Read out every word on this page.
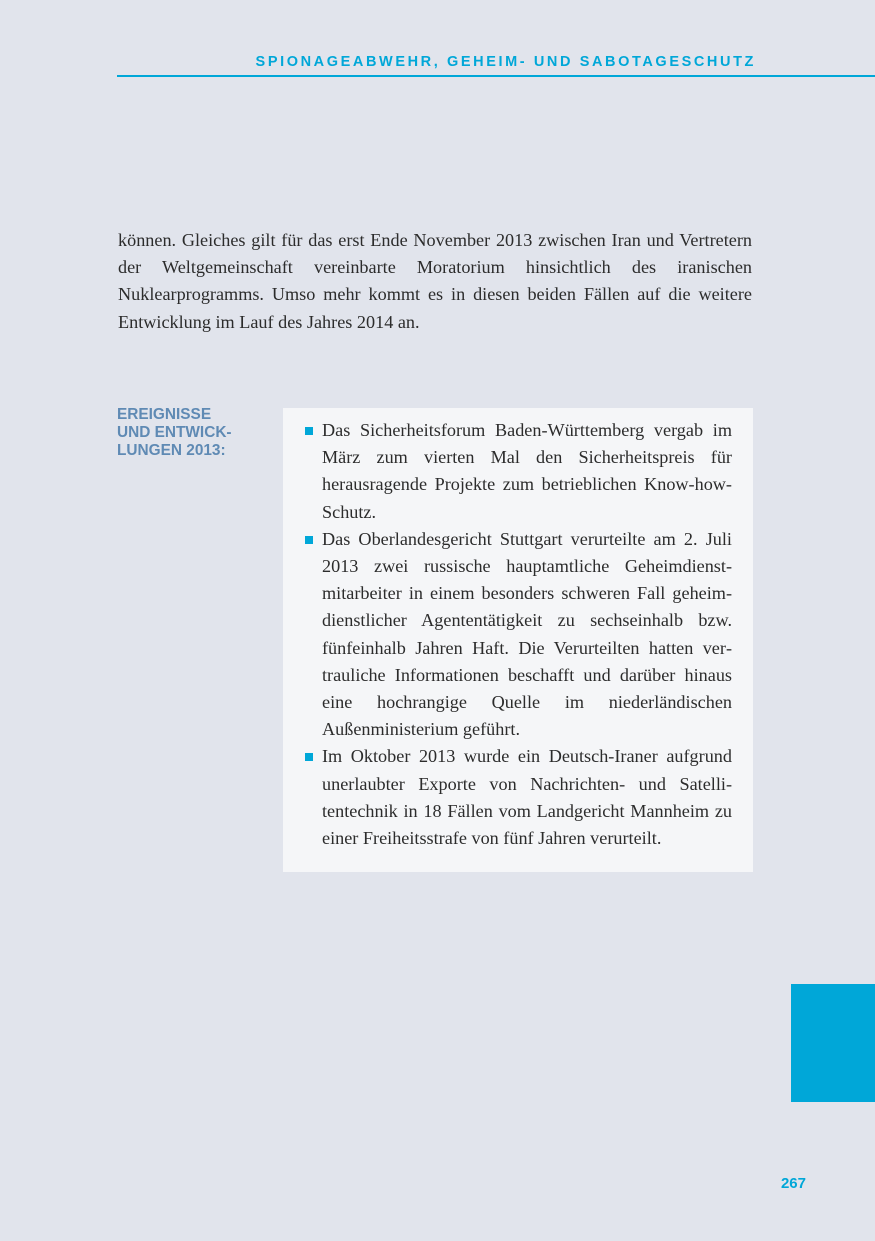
SPIONAGEABWEHR, GEHEIM- UND SABOTAGESCHUTZ

können. Gleiches gilt für das erst Ende November 2013 zwischen Iran und Vertretern der Weltgemeinschaft vereinbarte Moratorium hinsichtlich des iranischen Nuklearprogramms. Umso mehr kommt es in diesen beiden Fällen auf die weitere Entwicklung im Lauf des Jahres 2014 an.

EREIGNISSE
UND ENTWICK-
LUNGEN 2013:
Das Sicherheitsforum Baden-Württemberg vergab im März zum vierten Mal den Sicherheitspreis für herausragende Projekte zum betrieblichen Know-how-Schutz.
Das Oberlandesgericht Stuttgart verurteilte am 2. Juli 2013 zwei russische hauptamtliche Geheimdienstmitarbeiter in einem besonders schweren Fall geheimdienstlicher Agententätigkeit zu sechseinhalb bzw. fünfeinhalb Jahren Haft. Die Verurteilten hatten vertrauliche Informationen beschafft und darüber hinaus eine hochrangige Quelle im niederländischen Außenministerium geführt.
Im Oktober 2013 wurde ein Deutsch-Iraner aufgrund unerlaubter Exporte von Nachrichten- und Satellitentechnik in 18 Fällen vom Landgericht Mannheim zu einer Freiheitsstrafe von fünf Jahren verurteilt.
267
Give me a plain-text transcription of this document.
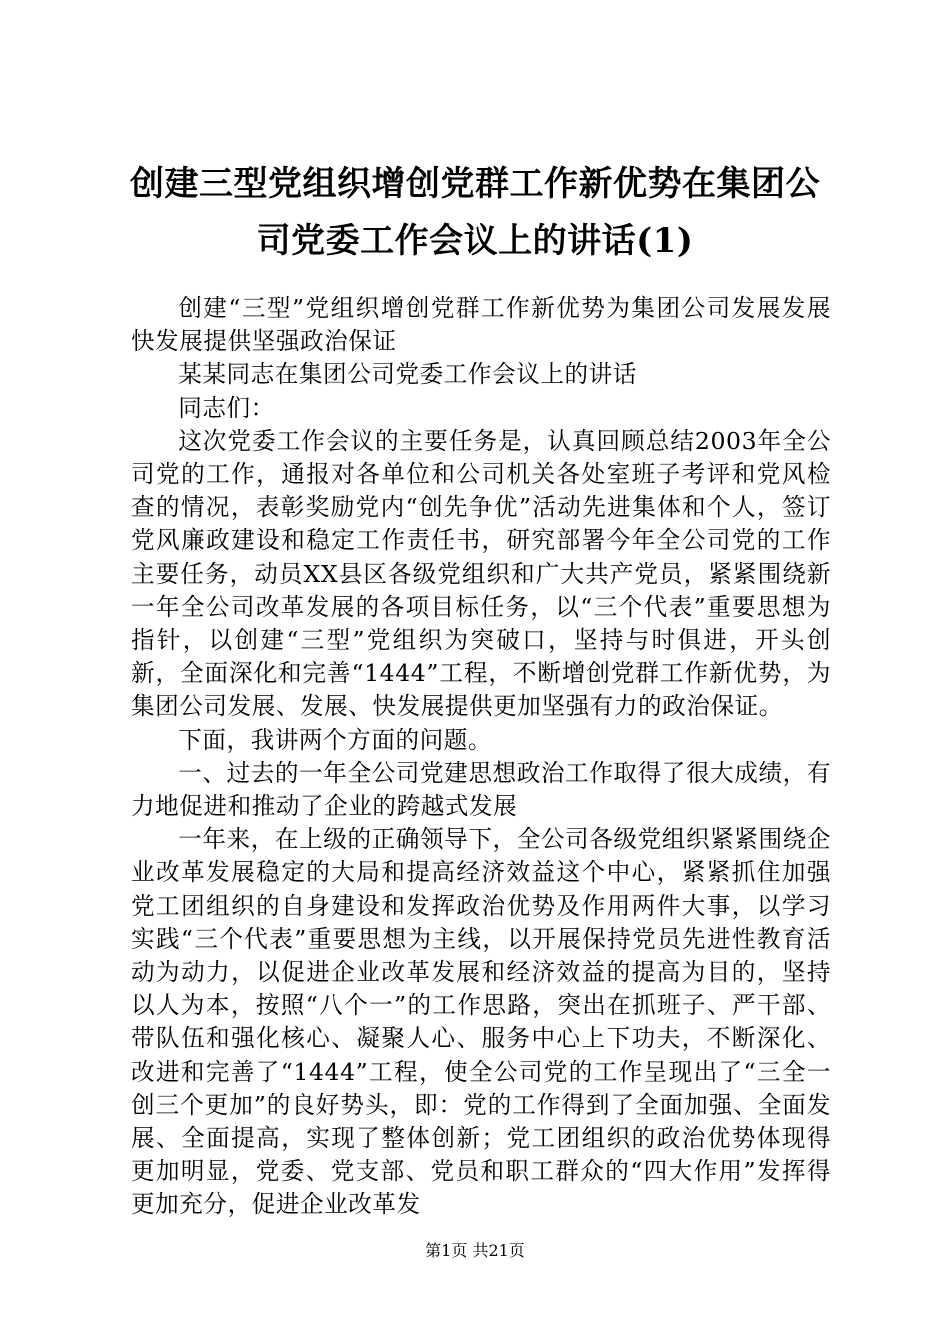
创建三型党组织增创党群工作新优势在集团公司党委工作会议上的讲话(1)

创建“三型”党组织增创党群工作新优势为集团公司发展发展快发展提供坚强政治保证

某某同志在集团公司党委工作会议上的讲话

同志们：

这次党委工作会议的主要任务是，认真回顾总结2003年全公司党的工作，通报对各单位和公司机关各处室班子考评和党风检查的情况，表彰奖励党内“创先争优”活动先进集体和个人，签订党风廉政建设和稳定工作责任书，研究部署今年全公司党的工作主要任务，动员XX县区各级党组织和广大共产党员，紧紧围绕新一年全公司改革发展的各项目标任务，以“三个代表”重要思想为指针，以创建“三型”党组织为突破口，坚持与时俱进，开头创新，全面深化和完善“1444”工程，不断增创党群工作新优势，为集团公司发展、发展、快发展提供更加坚强有力的政治保证。

下面，我讲两个方面的问题。

一、过去的一年全公司党建思想政治工作取得了很大成绩，有力地促进和推动了企业的跨越式发展

一年来，在上级的正确领导下，全公司各级党组织紧紧围绕企业改革发展稳定的大局和提高经济效益这个中心，紧紧抓住加强党工团组织的自身建设和发挥政治优势及作用两件大事，以学习实践“三个代表”重要思想为主线，以开展保持党员先进性教育活动为动力，以促进企业改革发展和经济效益的提高为目的，坚持以人为本，按照“八个一”的工作思路，突出在抓班子、严干部、带队伍和强化核心、凝聚人心、服务中心上下功夫，不断深化、改进和完善了“1444”工程，使全公司党的工作呈现出了“三全一创三个更加”的良好势头，即：党的工作得到了全面加强、全面发展、全面提高，实现了整体创新；党工团组织的政治优势体现得更加明显，党委、党支部、党员和职工群众的“四大作用”发挥得更加充分，促进企业改革发

第1页 共21页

--

(WHAT IS EXPECTED): Each line from the one containing "Give me a plain-text" through the last line of the entries above is to be extracted exactly. Pictures are not part of the copy.

(EXPECTED ANSWER):
Give me a plain-text transcription of this document.
创建三型党组织增创党群工作新优势在集团公司党委工作会议上的讲话(1)

创建“三型”党组织增创党群工作新优势为集团公司发展发展快发展提供坚强政治保证

某某同志在集团公司党委工作会议上的讲话

同志们：

这次党委工作会议的主要任务是，认真回顾总结2003年全公司党的工作，通报对各单位和公司机关各处室班子考评和党风检查的情况，表彰奖励党内“创先争优”活动先进集体和个人，签订党风廉政建设和稳定工作责任书，研究部署今年全公司党的工作主要任务，动员XX县区各级党组织和广大共产党员，紧紧围绕新一年全公司改革发展的各项目标任务，以“三个代表”重要思想为指针，以创建“三型”党组织为突破口，坚持与时俱进，开头创新，全面深化和完善“1444”工程，不断增创党群工作新优势，为集团公司发展、发展、快发展提供更加坚强有力的政治保证。

下面，我讲两个方面的问题。

一、过去的一年全公司党建思想政治工作取得了很大成绩，有力地促进和推动了企业的跨越式发展

一年来，在上级的正确领导下，全公司各级党组织紧紧围绕企业改革发展稳定的大局和提高经济效益这个中心，紧紧抓住加强党工团组织的自身建设和发挥政治优势及作用两件大事，以学习实践“三个代表”重要思想为主线，以开展保持党员先进性教育活动为动力，以促进企业改革发展和经济效益的提高为目的，坚持以人为本，按照“八个一”的工作思路，突出在抓班子、严干部、带队伍和强化核心、凝聚人心、服务中心上下功夫，不断深化、改进和完善了“1444”工程，使全公司党的工作呈现出了“三全一创三个更加”的良好势头，即：党的工作得到了全面加强、全面发展、全面提高，实现了整体创新；党工团组织的政治优势体现得更加明显，党委、党支部、党员和职工群众的“四大作用”发挥得更加充分，促进企业改革发

第1页 共21页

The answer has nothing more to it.